:: Input rows

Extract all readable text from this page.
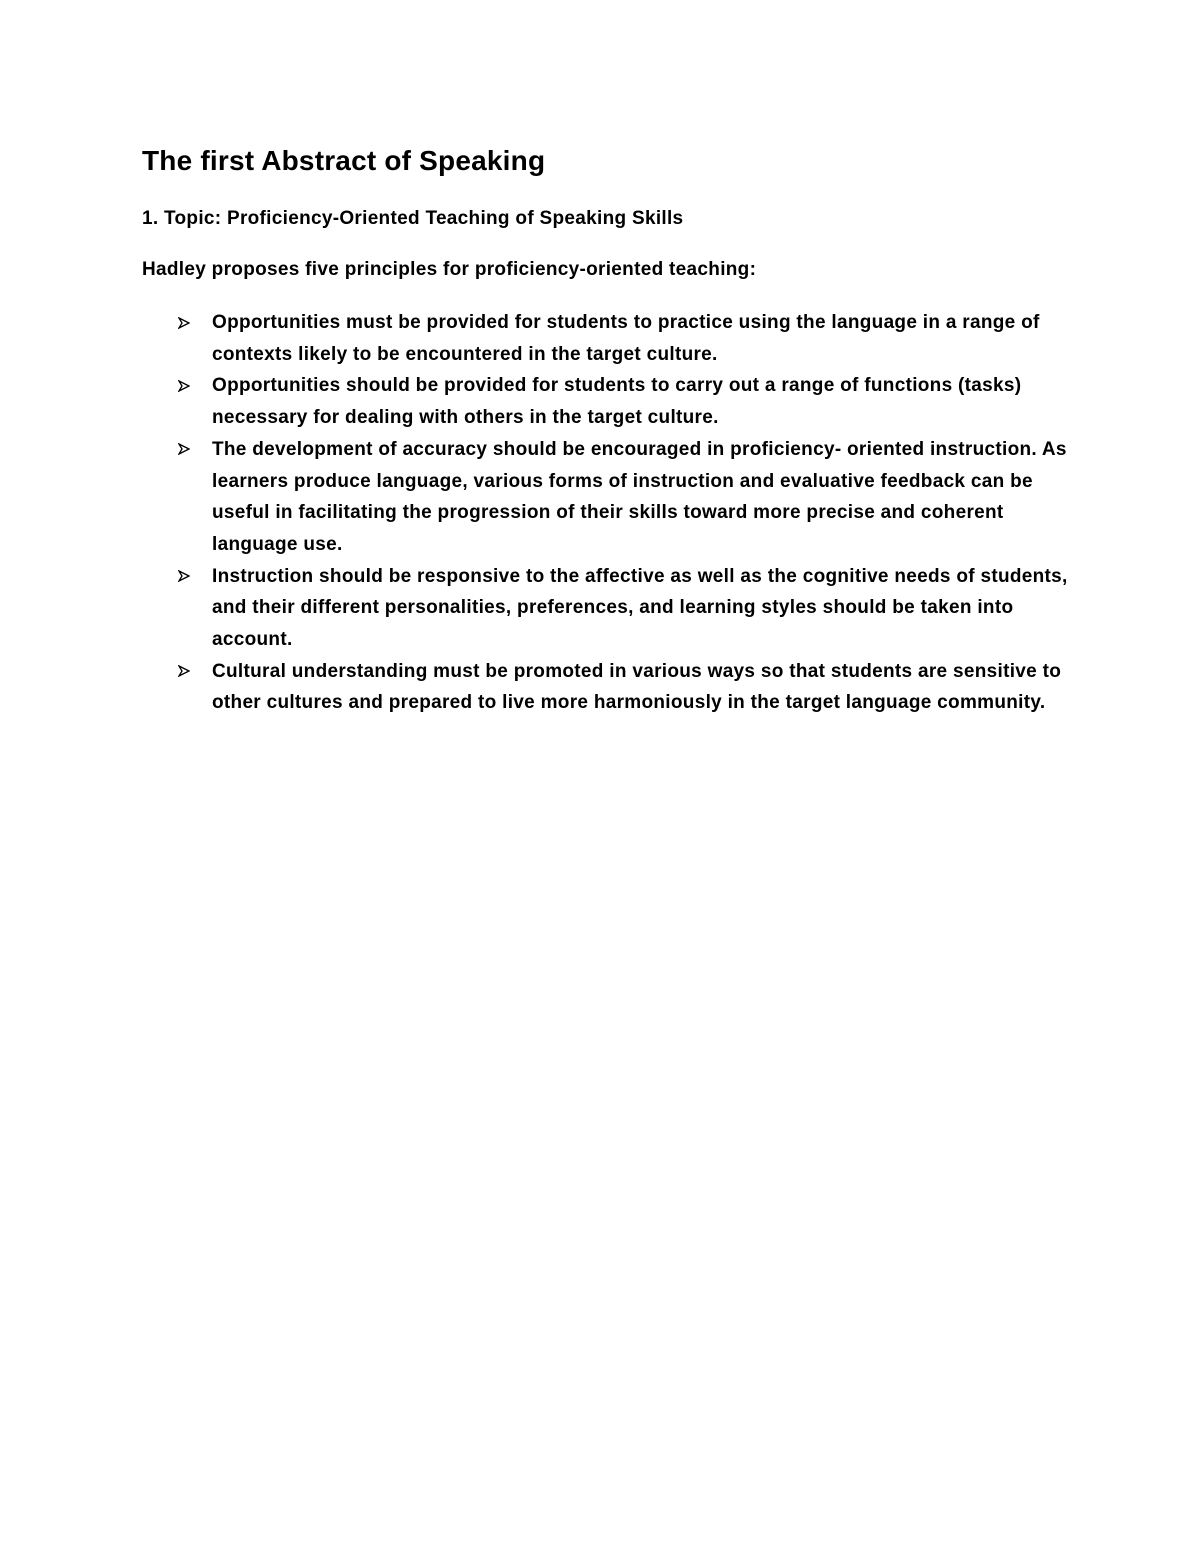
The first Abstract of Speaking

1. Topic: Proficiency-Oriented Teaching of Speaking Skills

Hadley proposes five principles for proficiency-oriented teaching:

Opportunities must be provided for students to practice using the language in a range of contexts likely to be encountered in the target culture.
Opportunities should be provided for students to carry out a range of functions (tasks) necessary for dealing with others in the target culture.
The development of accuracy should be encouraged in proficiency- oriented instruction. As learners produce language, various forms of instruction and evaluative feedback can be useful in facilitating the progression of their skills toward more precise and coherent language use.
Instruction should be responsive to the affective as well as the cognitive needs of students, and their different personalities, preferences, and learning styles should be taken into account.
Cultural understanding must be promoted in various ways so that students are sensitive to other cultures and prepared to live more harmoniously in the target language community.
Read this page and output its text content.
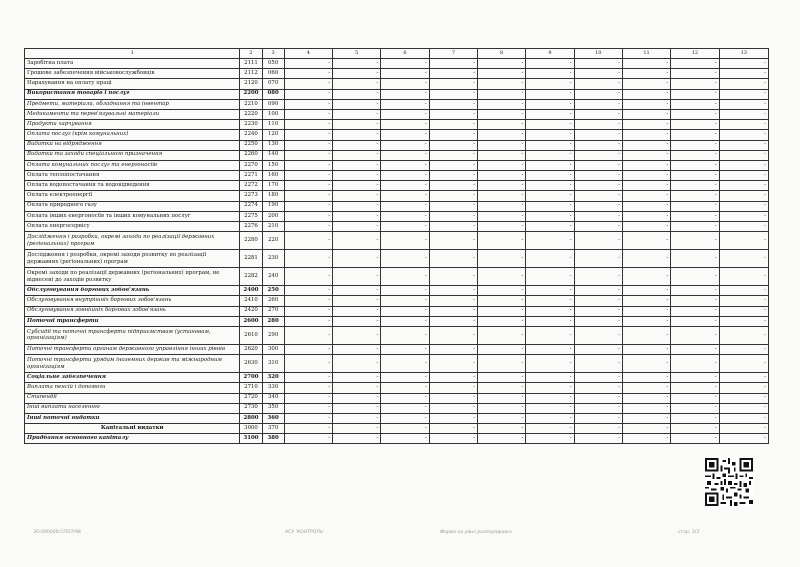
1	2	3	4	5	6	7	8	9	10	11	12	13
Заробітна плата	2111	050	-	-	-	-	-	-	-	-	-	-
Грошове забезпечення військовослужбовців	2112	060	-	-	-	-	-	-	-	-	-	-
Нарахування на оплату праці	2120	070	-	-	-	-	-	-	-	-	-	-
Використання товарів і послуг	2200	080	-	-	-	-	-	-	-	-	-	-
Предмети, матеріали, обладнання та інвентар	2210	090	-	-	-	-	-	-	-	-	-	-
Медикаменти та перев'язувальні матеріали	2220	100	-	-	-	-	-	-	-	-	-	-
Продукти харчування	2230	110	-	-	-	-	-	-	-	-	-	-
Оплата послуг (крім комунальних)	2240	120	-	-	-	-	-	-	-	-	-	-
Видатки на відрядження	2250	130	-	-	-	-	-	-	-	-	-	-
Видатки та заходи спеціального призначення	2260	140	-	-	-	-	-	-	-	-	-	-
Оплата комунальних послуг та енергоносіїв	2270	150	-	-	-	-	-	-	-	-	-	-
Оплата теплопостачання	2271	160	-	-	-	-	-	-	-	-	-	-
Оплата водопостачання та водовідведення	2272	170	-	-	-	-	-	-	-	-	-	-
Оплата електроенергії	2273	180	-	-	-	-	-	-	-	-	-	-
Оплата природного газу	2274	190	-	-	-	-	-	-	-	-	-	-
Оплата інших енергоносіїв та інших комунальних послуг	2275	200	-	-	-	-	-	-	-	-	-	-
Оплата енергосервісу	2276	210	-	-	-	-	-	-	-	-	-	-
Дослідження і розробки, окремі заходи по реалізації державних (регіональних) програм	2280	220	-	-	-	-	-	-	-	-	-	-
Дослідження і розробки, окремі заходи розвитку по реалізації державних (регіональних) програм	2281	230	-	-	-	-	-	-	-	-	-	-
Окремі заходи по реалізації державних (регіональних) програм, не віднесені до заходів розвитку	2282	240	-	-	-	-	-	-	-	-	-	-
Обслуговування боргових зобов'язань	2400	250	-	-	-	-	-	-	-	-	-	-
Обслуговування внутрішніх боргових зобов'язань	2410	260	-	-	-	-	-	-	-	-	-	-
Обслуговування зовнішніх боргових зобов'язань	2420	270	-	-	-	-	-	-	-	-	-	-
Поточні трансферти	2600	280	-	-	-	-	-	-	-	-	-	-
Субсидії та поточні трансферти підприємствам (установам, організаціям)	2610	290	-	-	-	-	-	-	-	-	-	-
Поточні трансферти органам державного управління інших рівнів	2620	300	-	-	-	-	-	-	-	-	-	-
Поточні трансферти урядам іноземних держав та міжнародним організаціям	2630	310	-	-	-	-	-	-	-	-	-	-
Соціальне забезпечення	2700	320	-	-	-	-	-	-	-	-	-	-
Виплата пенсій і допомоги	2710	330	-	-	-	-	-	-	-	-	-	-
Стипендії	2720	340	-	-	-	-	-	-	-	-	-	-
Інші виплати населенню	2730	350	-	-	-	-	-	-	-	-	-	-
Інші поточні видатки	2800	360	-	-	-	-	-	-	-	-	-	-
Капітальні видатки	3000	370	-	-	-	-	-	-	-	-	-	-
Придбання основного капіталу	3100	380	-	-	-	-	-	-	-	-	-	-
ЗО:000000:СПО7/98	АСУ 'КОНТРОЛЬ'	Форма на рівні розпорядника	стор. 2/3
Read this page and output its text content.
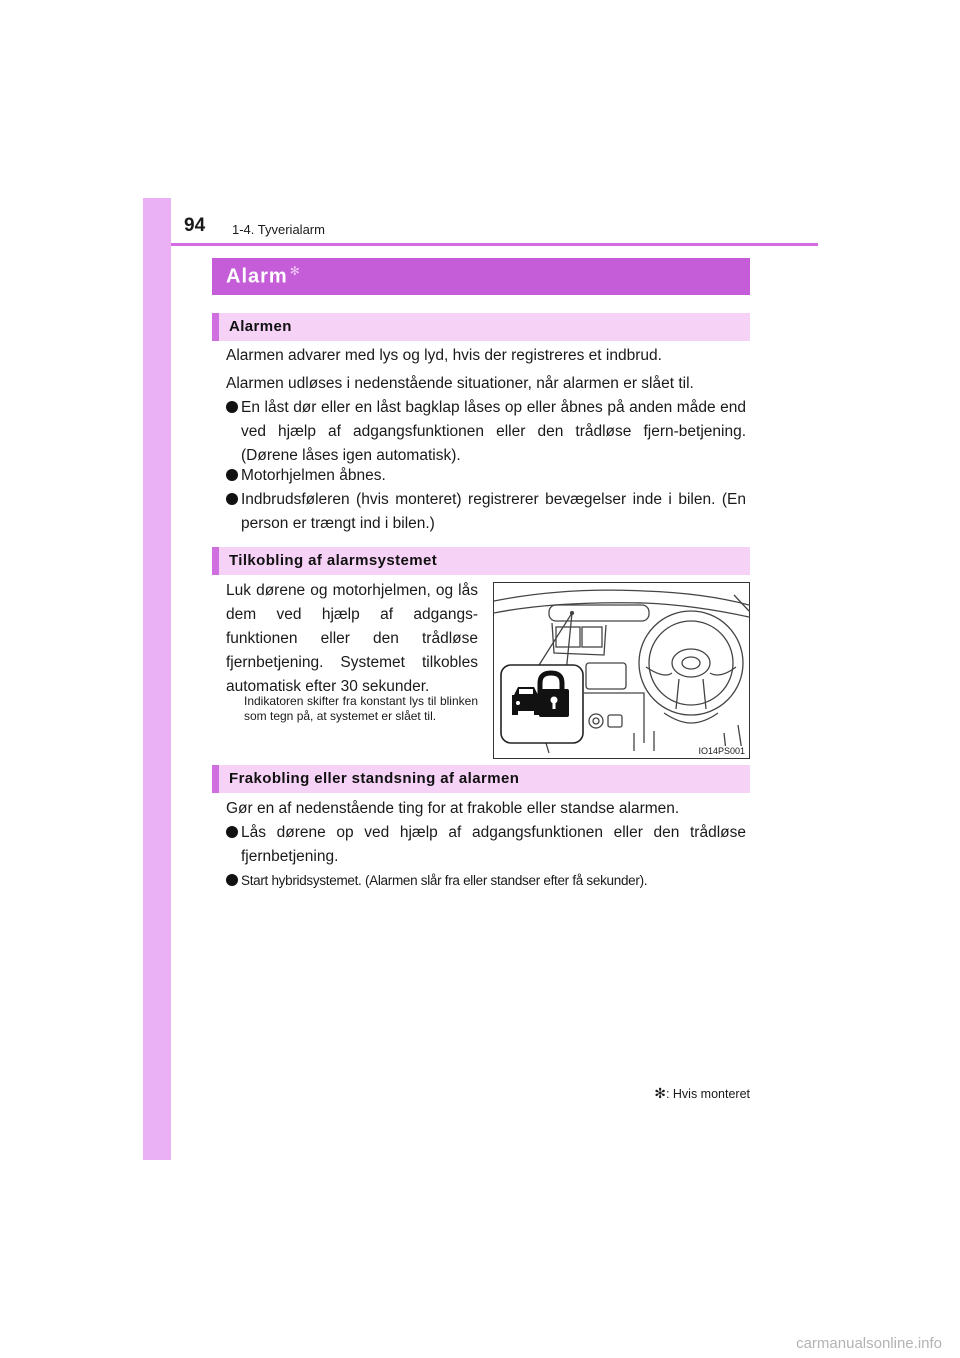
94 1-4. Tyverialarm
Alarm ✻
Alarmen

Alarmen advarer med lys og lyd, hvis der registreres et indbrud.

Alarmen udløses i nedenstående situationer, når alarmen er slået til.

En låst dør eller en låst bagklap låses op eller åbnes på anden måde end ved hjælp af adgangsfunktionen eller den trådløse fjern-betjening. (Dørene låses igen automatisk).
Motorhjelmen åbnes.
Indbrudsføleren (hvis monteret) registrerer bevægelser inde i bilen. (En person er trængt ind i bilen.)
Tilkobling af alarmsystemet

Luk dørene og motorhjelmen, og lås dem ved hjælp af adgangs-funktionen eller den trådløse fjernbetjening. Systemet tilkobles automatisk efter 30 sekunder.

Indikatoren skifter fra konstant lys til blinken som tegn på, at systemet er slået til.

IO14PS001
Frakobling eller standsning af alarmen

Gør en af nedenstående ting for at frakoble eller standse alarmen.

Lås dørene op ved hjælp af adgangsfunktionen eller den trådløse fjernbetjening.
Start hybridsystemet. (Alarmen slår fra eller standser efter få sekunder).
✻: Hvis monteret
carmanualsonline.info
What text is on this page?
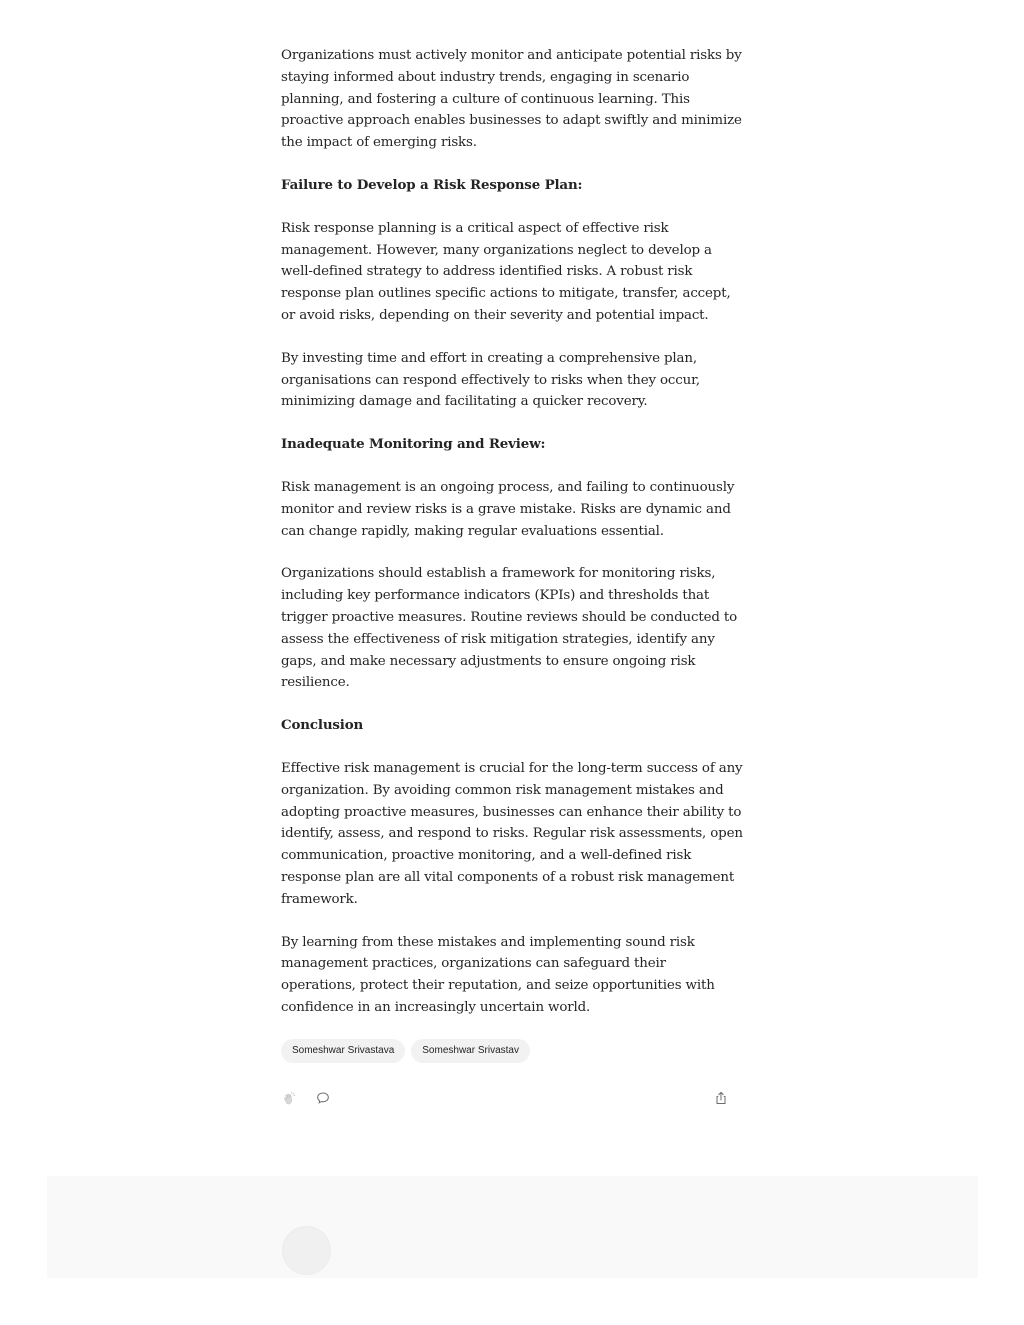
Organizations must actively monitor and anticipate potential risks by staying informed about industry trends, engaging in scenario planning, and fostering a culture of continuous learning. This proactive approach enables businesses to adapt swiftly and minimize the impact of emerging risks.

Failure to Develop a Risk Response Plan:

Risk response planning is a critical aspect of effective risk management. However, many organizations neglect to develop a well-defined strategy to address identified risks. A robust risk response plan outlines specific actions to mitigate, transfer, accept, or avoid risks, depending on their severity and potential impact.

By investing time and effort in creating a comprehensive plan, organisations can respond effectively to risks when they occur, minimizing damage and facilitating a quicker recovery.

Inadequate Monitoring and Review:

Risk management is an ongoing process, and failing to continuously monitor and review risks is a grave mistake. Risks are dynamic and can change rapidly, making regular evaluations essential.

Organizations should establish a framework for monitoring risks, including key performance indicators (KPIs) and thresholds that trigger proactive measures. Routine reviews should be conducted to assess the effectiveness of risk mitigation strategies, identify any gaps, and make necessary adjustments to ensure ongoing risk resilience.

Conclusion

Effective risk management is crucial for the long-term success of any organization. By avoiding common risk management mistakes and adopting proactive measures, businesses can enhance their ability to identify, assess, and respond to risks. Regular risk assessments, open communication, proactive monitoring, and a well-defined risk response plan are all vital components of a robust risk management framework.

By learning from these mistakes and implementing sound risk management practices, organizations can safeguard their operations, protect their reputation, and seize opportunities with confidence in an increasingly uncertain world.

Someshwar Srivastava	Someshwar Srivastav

::::

▶ _Short task_: What is the number of lines in the listing that include the word "послуг"? Give that number and nothing else.

▶ _Result of the exercise_: 4